▶ _TO DO_:
Type every record exactly as it appears.

[Data listing]
= = = = = = =

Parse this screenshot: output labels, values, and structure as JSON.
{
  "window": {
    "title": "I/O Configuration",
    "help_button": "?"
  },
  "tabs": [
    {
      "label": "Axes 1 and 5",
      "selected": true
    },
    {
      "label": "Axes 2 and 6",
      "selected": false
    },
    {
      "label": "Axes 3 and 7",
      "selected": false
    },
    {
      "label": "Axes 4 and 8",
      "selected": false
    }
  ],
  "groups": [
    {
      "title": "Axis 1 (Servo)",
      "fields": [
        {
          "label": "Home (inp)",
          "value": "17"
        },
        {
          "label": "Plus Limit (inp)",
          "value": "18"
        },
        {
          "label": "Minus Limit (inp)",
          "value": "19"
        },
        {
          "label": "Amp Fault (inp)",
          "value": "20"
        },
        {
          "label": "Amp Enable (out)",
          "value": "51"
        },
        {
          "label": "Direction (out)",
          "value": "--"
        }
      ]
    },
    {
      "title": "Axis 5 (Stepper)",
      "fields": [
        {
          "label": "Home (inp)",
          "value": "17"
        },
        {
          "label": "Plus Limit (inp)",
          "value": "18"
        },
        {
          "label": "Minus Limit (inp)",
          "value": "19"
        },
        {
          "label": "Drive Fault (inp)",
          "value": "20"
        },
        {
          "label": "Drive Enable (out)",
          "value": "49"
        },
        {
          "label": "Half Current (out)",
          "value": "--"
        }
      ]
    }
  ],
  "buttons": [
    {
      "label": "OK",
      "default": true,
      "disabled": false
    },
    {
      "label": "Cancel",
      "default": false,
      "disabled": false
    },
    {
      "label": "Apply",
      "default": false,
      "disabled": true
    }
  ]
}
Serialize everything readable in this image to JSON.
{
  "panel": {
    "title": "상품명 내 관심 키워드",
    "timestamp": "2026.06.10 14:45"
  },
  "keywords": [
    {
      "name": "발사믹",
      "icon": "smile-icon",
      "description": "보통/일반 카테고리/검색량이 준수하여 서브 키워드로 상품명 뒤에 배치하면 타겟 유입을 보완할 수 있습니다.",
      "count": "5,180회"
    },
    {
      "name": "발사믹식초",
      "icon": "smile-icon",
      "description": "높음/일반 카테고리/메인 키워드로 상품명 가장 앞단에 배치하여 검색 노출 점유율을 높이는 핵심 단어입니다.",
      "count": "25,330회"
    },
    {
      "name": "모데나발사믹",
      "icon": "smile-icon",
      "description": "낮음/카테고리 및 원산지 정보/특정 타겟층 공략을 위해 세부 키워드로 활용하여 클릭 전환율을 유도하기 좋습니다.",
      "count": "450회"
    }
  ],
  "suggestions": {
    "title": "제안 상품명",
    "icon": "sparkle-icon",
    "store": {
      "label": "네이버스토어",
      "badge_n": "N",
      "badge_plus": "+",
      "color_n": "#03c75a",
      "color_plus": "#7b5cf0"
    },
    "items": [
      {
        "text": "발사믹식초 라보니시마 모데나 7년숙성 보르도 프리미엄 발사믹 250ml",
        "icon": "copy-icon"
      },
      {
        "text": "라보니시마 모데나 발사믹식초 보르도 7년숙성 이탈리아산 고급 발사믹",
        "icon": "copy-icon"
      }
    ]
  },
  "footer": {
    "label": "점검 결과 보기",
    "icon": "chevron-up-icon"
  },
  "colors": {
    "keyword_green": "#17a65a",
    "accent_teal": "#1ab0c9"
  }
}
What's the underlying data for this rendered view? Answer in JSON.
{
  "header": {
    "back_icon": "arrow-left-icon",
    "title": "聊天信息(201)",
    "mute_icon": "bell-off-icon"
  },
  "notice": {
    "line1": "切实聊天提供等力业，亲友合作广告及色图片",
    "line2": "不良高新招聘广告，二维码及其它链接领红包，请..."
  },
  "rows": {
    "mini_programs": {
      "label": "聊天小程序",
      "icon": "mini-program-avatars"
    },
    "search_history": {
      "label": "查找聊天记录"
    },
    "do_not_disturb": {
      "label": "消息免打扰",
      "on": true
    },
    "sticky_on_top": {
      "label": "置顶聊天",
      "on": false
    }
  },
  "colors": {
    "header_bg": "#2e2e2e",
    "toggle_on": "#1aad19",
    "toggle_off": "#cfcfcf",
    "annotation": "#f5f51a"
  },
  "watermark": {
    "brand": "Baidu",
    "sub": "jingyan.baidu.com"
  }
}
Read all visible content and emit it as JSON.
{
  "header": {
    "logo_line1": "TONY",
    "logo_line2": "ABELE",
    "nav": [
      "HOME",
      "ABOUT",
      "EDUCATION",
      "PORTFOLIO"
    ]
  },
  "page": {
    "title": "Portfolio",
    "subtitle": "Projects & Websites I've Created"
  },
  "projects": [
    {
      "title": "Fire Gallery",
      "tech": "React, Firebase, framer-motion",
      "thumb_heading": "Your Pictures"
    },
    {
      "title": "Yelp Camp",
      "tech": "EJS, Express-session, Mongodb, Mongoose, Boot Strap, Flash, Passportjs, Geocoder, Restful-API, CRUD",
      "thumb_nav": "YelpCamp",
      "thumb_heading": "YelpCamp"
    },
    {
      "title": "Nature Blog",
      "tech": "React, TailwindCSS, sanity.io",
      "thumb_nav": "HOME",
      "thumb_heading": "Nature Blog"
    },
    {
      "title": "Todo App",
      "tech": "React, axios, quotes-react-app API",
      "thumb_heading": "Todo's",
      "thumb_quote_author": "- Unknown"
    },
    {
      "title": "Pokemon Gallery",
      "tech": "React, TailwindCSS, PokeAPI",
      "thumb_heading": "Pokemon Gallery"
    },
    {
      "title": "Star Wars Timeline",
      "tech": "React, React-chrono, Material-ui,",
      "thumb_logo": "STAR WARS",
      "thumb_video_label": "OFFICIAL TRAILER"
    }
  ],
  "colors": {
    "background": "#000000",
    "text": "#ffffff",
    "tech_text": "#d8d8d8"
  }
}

= = = = = = =

▶ _REPLY_:
Parse this screenshot: output labels, values, and structure as JSON.
{
  "window": {
    "title": "I/O Configuration",
    "help_button": "?"
  },
  "tabs": [
    {
      "label": "Axes 1 and 5",
      "selected": true
    },
    {
      "label": "Axes 2 and 6",
      "selected": false
    },
    {
      "label": "Axes 3 and 7",
      "selected": false
    },
    {
      "label": "Axes 4 and 8",
      "selected": false
    }
  ],
  "groups": [
    {
      "title": "Axis 1 (Servo)",
      "fields": [
        {
          "label": "Home (inp)",
          "value": "17"
        },
        {
          "label": "Plus Limit (inp)",
          "value": "18"
        },
        {
          "label": "Minus Limit (inp)",
          "value": "19"
        },
        {
          "label": "Amp Fault (inp)",
          "value": "20"
        },
        {
          "label": "Amp Enable (out)",
          "value": "51"
        },
        {
          "label": "Direction (out)",
          "value": "--"
        }
      ]
    },
    {
      "title": "Axis 5 (Stepper)",
      "fields": [
        {
          "label": "Home (inp)",
          "value": "17"
        },
        {
          "label": "Plus Limit (inp)",
          "value": "18"
        },
        {
          "label": "Minus Limit (inp)",
          "value": "19"
        },
        {
          "label": "Drive Fault (inp)",
          "value": "20"
        },
        {
          "label": "Drive Enable (out)",
          "value": "49"
        },
        {
          "label": "Half Current (out)",
          "value": "--"
        }
      ]
    }
  ],
  "buttons": [
    {
      "label": "OK",
      "default": true,
      "disabled": false
    },
    {
      "label": "Cancel",
      "default": false,
      "disabled": false
    },
    {
      "label": "Apply",
      "default": false,
      "disabled": true
    }
  ]
}
Serialize everything readable in this image to JSON.
{
  "panel": {
    "title": "상품명 내 관심 키워드",
    "timestamp": "2026.06.10 14:45"
  },
  "keywords": [
    {
      "name": "발사믹",
      "icon": "smile-icon",
      "description": "보통/일반 카테고리/검색량이 준수하여 서브 키워드로 상품명 뒤에 배치하면 타겟 유입을 보완할 수 있습니다.",
      "count": "5,180회"
    },
    {
      "name": "발사믹식초",
      "icon": "smile-icon",
      "description": "높음/일반 카테고리/메인 키워드로 상품명 가장 앞단에 배치하여 검색 노출 점유율을 높이는 핵심 단어입니다.",
      "count": "25,330회"
    },
    {
      "name": "모데나발사믹",
      "icon": "smile-icon",
      "description": "낮음/카테고리 및 원산지 정보/특정 타겟층 공략을 위해 세부 키워드로 활용하여 클릭 전환율을 유도하기 좋습니다.",
      "count": "450회"
    }
  ],
  "suggestions": {
    "title": "제안 상품명",
    "icon": "sparkle-icon",
    "store": {
      "label": "네이버스토어",
      "badge_n": "N",
      "badge_plus": "+",
      "color_n": "#03c75a",
      "color_plus": "#7b5cf0"
    },
    "items": [
      {
        "text": "발사믹식초 라보니시마 모데나 7년숙성 보르도 프리미엄 발사믹 250ml",
        "icon": "copy-icon"
      },
      {
        "text": "라보니시마 모데나 발사믹식초 보르도 7년숙성 이탈리아산 고급 발사믹",
        "icon": "copy-icon"
      }
    ]
  },
  "footer": {
    "label": "점검 결과 보기",
    "icon": "chevron-up-icon"
  },
  "colors": {
    "keyword_green": "#17a65a",
    "accent_teal": "#1ab0c9"
  }
}
What's the underlying data for this rendered view? Answer in JSON.
{
  "header": {
    "back_icon": "arrow-left-icon",
    "title": "聊天信息(201)",
    "mute_icon": "bell-off-icon"
  },
  "notice": {
    "line1": "切实聊天提供等力业，亲友合作广告及色图片",
    "line2": "不良高新招聘广告，二维码及其它链接领红包，请..."
  },
  "rows": {
    "mini_programs": {
      "label": "聊天小程序",
      "icon": "mini-program-avatars"
    },
    "search_history": {
      "label": "查找聊天记录"
    },
    "do_not_disturb": {
      "label": "消息免打扰",
      "on": true
    },
    "sticky_on_top": {
      "label": "置顶聊天",
      "on": false
    }
  },
  "colors": {
    "header_bg": "#2e2e2e",
    "toggle_on": "#1aad19",
    "toggle_off": "#cfcfcf",
    "annotation": "#f5f51a"
  },
  "watermark": {
    "brand": "Baidu",
    "sub": "jingyan.baidu.com"
  }
}
Read all visible content and emit it as JSON.
{
  "header": {
    "logo_line1": "TONY",
    "logo_line2": "ABELE",
    "nav": [
      "HOME",
      "ABOUT",
      "EDUCATION",
      "PORTFOLIO"
    ]
  },
  "page": {
    "title": "Portfolio",
    "subtitle": "Projects & Websites I've Created"
  },
  "projects": [
    {
      "title": "Fire Gallery",
      "tech": "React, Firebase, framer-motion",
      "thumb_heading": "Your Pictures"
    },
    {
      "title": "Yelp Camp",
      "tech": "EJS, Express-session, Mongodb, Mongoose, Boot Strap, Flash, Passportjs, Geocoder, Restful-API, CRUD",
      "thumb_nav": "YelpCamp",
      "thumb_heading": "YelpCamp"
    },
    {
      "title": "Nature Blog",
      "tech": "React, TailwindCSS, sanity.io",
      "thumb_nav": "HOME",
      "thumb_heading": "Nature Blog"
    },
    {
      "title": "Todo App",
      "tech": "React, axios, quotes-react-app API",
      "thumb_heading": "Todo's",
      "thumb_quote_author": "- Unknown"
    },
    {
      "title": "Pokemon Gallery",
      "tech": "React, TailwindCSS, PokeAPI",
      "thumb_heading": "Pokemon Gallery"
    },
    {
      "title": "Star Wars Timeline",
      "tech": "React, React-chrono, Material-ui,",
      "thumb_logo": "STAR WARS",
      "thumb_video_label": "OFFICIAL TRAILER"
    }
  ],
  "colors": {
    "background": "#000000",
    "text": "#ffffff",
    "tech_text": "#d8d8d8"
  }
}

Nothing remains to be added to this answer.